***** Exercise material

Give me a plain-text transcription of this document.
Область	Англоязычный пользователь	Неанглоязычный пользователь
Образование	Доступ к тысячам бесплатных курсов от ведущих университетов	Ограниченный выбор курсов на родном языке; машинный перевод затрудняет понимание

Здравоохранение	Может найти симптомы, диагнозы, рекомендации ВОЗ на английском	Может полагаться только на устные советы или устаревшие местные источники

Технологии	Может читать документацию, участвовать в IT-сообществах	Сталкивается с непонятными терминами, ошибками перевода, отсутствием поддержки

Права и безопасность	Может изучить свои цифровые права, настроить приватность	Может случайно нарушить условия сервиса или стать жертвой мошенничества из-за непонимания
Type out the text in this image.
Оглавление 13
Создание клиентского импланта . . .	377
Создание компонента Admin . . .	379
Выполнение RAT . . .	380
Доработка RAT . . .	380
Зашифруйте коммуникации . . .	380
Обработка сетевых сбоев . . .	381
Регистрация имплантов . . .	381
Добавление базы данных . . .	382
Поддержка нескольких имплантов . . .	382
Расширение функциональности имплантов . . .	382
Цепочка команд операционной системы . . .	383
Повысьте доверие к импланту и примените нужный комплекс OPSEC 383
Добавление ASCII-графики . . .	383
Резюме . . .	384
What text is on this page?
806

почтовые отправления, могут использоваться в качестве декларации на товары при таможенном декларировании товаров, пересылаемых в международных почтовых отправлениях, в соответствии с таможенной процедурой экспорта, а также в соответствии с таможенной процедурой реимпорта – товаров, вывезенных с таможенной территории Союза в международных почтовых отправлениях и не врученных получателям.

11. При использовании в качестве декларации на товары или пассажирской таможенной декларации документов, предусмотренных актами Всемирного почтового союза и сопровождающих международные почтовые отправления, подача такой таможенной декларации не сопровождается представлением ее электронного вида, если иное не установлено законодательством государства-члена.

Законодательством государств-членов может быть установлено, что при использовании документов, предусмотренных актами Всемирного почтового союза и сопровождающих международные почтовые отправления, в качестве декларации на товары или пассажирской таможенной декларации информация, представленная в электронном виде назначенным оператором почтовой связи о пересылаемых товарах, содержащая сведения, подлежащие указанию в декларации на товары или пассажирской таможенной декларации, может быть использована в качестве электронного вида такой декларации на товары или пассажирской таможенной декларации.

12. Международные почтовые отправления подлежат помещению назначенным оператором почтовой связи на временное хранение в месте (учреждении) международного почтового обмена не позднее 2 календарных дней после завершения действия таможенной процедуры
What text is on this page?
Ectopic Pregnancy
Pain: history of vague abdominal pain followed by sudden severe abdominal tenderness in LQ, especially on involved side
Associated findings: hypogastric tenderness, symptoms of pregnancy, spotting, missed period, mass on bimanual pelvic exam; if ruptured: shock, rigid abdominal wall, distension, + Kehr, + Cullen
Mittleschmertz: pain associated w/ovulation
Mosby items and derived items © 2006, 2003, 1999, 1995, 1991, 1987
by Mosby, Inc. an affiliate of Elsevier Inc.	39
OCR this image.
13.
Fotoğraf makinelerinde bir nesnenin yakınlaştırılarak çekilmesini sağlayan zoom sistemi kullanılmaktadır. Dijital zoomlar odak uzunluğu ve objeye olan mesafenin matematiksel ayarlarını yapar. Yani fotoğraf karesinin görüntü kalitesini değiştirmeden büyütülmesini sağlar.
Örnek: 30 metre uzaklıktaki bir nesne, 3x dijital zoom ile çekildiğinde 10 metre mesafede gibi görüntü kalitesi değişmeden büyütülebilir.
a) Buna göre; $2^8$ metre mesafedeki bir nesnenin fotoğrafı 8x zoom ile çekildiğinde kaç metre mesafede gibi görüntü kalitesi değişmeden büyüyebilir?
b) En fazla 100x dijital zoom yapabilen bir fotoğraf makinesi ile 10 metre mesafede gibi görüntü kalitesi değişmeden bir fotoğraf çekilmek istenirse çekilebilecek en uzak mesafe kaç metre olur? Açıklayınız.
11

**********

Reproduce each entry word for word.

→ Exercise output
Give me a plain-text transcription of this document.
Область	Англоязычный пользователь	Неанглоязычный пользователь
Образование	Доступ к тысячам бесплатных курсов от ведущих университетов	Ограниченный выбор курсов на родном языке; машинный перевод затрудняет понимание

Здравоохранение	Может найти симптомы, диагнозы, рекомендации ВОЗ на английском	Может полагаться только на устные советы или устаревшие местные источники

Технологии	Может читать документацию, участвовать в IT-сообществах	Сталкивается с непонятными терминами, ошибками перевода, отсутствием поддержки

Права и безопасность	Может изучить свои цифровые права, настроить приватность	Может случайно нарушить условия сервиса или стать жертвой мошенничества из-за непонимания
Type out the text in this image.
Оглавление 13
Создание клиентского импланта . . .	377
Создание компонента Admin . . .	379
Выполнение RAT . . .	380
Доработка RAT . . .	380
Зашифруйте коммуникации . . .	380
Обработка сетевых сбоев . . .	381
Регистрация имплантов . . .	381
Добавление базы данных . . .	382
Поддержка нескольких имплантов . . .	382
Расширение функциональности имплантов . . .	382
Цепочка команд операционной системы . . .	383
Повысьте доверие к импланту и примените нужный комплекс OPSEC 383
Добавление ASCII-графики . . .	383
Резюме . . .	384
What text is on this page?
806

почтовые отправления, могут использоваться в качестве декларации на товары при таможенном декларировании товаров, пересылаемых в международных почтовых отправлениях, в соответствии с таможенной процедурой экспорта, а также в соответствии с таможенной процедурой реимпорта – товаров, вывезенных с таможенной территории Союза в международных почтовых отправлениях и не врученных получателям.

11. При использовании в качестве декларации на товары или пассажирской таможенной декларации документов, предусмотренных актами Всемирного почтового союза и сопровождающих международные почтовые отправления, подача такой таможенной декларации не сопровождается представлением ее электронного вида, если иное не установлено законодательством государства-члена.

Законодательством государств-членов может быть установлено, что при использовании документов, предусмотренных актами Всемирного почтового союза и сопровождающих международные почтовые отправления, в качестве декларации на товары или пассажирской таможенной декларации информация, представленная в электронном виде назначенным оператором почтовой связи о пересылаемых товарах, содержащая сведения, подлежащие указанию в декларации на товары или пассажирской таможенной декларации, может быть использована в качестве электронного вида такой декларации на товары или пассажирской таможенной декларации.

12. Международные почтовые отправления подлежат помещению назначенным оператором почтовой связи на временное хранение в месте (учреждении) международного почтового обмена не позднее 2 календарных дней после завершения действия таможенной процедуры
What text is on this page?
Ectopic Pregnancy
Pain: history of vague abdominal pain followed by sudden severe abdominal tenderness in LQ, especially on involved side
Associated findings: hypogastric tenderness, symptoms of pregnancy, spotting, missed period, mass on bimanual pelvic exam; if ruptured: shock, rigid abdominal wall, distension, + Kehr, + Cullen
Mittleschmertz: pain associated w/ovulation
Mosby items and derived items © 2006, 2003, 1999, 1995, 1991, 1987
by Mosby, Inc. an affiliate of Elsevier Inc.	39
OCR this image.
13.
Fotoğraf makinelerinde bir nesnenin yakınlaştırılarak çekilmesini sağlayan zoom sistemi kullanılmaktadır. Dijital zoomlar odak uzunluğu ve objeye olan mesafenin matematiksel ayarlarını yapar. Yani fotoğraf karesinin görüntü kalitesini değiştirmeden büyütülmesini sağlar.
Örnek: 30 metre uzaklıktaki bir nesne, 3x dijital zoom ile çekildiğinde 10 metre mesafede gibi görüntü kalitesi değişmeden büyütülebilir.
a) Buna göre; $2^8$ metre mesafedeki bir nesnenin fotoğrafı 8x zoom ile çekildiğinde kaç metre mesafede gibi görüntü kalitesi değişmeden büyüyebilir?
b) En fazla 100x dijital zoom yapabilen bir fotoğraf makinesi ile 10 metre mesafede gibi görüntü kalitesi değişmeden bir fotoğraf çekilmek istenirse çekilebilecek en uzak mesafe kaç metre olur? Açıklayınız.
11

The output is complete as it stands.